- Written exercise: Would you restate all the data that follows, word for word?

═════ Material to process

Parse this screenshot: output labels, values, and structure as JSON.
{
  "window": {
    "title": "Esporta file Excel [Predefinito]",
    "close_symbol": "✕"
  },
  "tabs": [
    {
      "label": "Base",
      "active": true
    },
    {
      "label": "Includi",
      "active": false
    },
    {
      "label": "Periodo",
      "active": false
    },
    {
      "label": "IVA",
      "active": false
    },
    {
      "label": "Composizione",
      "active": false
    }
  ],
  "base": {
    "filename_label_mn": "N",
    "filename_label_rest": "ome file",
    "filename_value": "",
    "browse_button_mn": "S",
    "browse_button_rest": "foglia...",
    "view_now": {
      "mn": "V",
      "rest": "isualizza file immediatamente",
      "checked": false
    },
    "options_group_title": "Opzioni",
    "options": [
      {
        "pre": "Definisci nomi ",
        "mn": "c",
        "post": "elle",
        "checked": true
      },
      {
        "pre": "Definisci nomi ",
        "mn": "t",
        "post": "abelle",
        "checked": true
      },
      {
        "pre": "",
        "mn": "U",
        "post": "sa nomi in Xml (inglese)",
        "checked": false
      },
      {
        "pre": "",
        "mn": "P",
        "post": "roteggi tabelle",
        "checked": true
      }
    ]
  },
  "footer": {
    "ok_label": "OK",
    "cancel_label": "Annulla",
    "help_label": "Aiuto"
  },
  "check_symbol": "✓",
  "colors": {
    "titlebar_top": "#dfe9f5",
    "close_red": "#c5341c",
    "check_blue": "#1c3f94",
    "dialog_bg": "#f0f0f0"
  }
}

══════════

- Result below:
Parse this screenshot: output labels, values, and structure as JSON.
{
  "window": {
    "title": "Esporta file Excel [Predefinito]",
    "close_symbol": "✕"
  },
  "tabs": [
    {
      "label": "Base",
      "active": true
    },
    {
      "label": "Includi",
      "active": false
    },
    {
      "label": "Periodo",
      "active": false
    },
    {
      "label": "IVA",
      "active": false
    },
    {
      "label": "Composizione",
      "active": false
    }
  ],
  "base": {
    "filename_label_mn": "N",
    "filename_label_rest": "ome file",
    "filename_value": "",
    "browse_button_mn": "S",
    "browse_button_rest": "foglia...",
    "view_now": {
      "mn": "V",
      "rest": "isualizza file immediatamente",
      "checked": false
    },
    "options_group_title": "Opzioni",
    "options": [
      {
        "pre": "Definisci nomi ",
        "mn": "c",
        "post": "elle",
        "checked": true
      },
      {
        "pre": "Definisci nomi ",
        "mn": "t",
        "post": "abelle",
        "checked": true
      },
      {
        "pre": "",
        "mn": "U",
        "post": "sa nomi in Xml (inglese)",
        "checked": false
      },
      {
        "pre": "",
        "mn": "P",
        "post": "roteggi tabelle",
        "checked": true
      }
    ]
  },
  "footer": {
    "ok_label": "OK",
    "cancel_label": "Annulla",
    "help_label": "Aiuto"
  },
  "check_symbol": "✓",
  "colors": {
    "titlebar_top": "#dfe9f5",
    "close_red": "#c5341c",
    "check_blue": "#1c3f94",
    "dialog_bg": "#f0f0f0"
  }
}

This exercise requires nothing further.